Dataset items

— Start —

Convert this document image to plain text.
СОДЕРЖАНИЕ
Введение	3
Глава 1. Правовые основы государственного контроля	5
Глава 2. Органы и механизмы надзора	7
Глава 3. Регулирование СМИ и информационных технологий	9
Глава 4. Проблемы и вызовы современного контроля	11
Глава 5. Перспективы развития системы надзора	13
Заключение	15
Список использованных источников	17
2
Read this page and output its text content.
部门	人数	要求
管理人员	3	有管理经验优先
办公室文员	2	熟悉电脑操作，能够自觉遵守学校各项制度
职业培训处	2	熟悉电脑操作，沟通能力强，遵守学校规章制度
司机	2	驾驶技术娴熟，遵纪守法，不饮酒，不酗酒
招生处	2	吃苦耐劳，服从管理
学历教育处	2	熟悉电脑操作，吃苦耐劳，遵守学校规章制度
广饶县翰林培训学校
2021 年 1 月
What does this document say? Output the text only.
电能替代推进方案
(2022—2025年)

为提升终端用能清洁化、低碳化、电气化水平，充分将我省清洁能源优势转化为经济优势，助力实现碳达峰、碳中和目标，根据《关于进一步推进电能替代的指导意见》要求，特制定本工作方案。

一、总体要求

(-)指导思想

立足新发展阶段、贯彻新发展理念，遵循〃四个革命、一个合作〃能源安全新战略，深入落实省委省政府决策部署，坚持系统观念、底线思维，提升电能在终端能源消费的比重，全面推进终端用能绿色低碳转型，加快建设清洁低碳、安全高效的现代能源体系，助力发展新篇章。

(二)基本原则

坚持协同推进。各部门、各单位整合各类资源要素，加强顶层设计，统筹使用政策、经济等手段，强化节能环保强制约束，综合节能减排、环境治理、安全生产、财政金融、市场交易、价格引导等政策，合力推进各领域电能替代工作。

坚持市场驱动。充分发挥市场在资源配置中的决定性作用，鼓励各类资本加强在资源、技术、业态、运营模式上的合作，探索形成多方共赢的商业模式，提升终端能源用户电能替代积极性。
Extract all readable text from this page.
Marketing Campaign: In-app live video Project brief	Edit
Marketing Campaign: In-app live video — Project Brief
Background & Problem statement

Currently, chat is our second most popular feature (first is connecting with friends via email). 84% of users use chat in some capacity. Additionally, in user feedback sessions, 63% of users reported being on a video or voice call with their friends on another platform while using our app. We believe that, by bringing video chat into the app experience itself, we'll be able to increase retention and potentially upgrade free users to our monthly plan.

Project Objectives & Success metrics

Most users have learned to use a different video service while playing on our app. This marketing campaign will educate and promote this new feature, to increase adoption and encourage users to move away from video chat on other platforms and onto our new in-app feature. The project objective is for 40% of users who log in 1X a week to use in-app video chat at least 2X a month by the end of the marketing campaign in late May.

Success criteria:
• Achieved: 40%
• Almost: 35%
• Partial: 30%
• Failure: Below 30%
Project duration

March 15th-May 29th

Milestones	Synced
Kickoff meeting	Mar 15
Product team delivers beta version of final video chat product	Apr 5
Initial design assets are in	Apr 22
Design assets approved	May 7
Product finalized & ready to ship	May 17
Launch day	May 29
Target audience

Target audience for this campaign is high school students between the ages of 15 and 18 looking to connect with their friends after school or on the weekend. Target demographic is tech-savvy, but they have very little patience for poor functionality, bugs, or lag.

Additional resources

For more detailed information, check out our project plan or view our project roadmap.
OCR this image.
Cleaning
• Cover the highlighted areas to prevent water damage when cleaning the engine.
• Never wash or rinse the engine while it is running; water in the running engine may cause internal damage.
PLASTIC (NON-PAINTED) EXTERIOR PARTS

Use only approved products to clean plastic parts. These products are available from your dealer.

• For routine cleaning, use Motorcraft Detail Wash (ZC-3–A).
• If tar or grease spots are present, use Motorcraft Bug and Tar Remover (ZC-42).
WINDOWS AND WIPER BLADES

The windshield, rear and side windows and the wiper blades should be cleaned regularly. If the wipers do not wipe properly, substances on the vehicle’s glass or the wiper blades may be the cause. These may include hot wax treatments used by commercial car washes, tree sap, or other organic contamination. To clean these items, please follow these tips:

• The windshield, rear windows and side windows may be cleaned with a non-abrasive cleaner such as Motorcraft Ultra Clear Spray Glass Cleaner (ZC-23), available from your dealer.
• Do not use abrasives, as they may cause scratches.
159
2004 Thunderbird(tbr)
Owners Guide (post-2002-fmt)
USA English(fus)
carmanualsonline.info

— End —

— OBJECTIVE —
Copy all lines in the listing above where the string "audience" appears.

— RESULT —
Target audience
Target audience for this campaign is high school students between the ages of 15 and 18 looking to connect with their friends after school or on the weekend. Target demographic is tech-savvy, but they have very little patience for poor functionality, bugs, or lag.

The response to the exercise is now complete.